(Saved entries)
__________________________________________________
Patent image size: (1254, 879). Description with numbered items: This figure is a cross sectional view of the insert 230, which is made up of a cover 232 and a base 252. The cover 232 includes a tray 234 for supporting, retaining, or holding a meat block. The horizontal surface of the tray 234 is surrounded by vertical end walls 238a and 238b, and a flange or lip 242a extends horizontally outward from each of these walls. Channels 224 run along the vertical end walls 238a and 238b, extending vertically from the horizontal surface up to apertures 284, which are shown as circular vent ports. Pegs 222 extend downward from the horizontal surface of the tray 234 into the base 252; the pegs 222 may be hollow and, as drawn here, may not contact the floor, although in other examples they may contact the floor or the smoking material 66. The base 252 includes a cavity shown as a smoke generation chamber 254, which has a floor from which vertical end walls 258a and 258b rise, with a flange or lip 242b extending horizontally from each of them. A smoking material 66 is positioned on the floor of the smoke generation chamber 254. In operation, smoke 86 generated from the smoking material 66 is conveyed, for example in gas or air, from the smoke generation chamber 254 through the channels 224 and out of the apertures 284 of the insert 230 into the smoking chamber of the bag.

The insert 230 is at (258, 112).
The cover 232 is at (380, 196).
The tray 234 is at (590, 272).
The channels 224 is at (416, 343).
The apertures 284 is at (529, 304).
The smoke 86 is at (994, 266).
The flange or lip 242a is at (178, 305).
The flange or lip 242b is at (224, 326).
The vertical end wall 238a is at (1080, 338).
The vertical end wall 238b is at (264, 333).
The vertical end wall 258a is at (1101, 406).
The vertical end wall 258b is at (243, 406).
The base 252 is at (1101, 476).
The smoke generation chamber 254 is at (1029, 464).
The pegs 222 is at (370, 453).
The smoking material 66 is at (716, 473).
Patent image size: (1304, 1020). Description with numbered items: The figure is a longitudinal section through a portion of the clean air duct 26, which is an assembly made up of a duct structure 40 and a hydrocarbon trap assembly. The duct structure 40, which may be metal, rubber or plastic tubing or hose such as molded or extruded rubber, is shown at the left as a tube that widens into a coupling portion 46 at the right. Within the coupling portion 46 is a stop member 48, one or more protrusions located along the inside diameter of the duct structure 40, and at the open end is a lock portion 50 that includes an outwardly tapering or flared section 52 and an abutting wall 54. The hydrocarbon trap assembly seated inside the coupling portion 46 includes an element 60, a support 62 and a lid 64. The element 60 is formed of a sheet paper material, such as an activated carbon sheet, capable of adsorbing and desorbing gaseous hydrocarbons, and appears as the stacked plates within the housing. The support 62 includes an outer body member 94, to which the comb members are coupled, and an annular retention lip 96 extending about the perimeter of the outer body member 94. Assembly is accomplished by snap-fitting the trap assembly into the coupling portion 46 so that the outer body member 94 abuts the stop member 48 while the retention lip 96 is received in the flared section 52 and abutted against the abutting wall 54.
__________________________________________________
Problem details: Pick out each line in the records above that contains the word "chamber", and copy those lines.

Correct output:
Patent image size: (1254, 879). Description with numbered items: This figure is a cross sectional view of the insert 230, which is made up of a cover 232 and a base 252. The cover 232 includes a tray 234 for supporting, retaining, or holding a meat block. The horizontal surface of the tray 234 is surrounded by vertical end walls 238a and 238b, and a flange or lip 242a extends horizontally outward from each of these walls. Channels 224 run along the vertical end walls 238a and 238b, extending vertically from the horizontal surface up to apertures 284, which are shown as circular vent ports. Pegs 222 extend downward from the horizontal surface of the tray 234 into the base 252; the pegs 222 may be hollow and, as drawn here, may not contact the floor, although in other examples they may contact the floor or the smoking material 66. The base 252 includes a cavity shown as a smoke generation chamber 254, which has a floor from which vertical end walls 258a and 258b rise, with a flange or lip 242b extending horizontally from each of them. A smoking material 66 is positioned on the floor of the smoke generation chamber 254. In operation, smoke 86 generated from the smoking material 66 is conveyed, for example in gas or air, from the smoke generation chamber 254 through the channels 224 and out of the apertures 284 of the insert 230 into the smoking chamber of the bag.
The smoke generation chamber 254 is at (1029, 464).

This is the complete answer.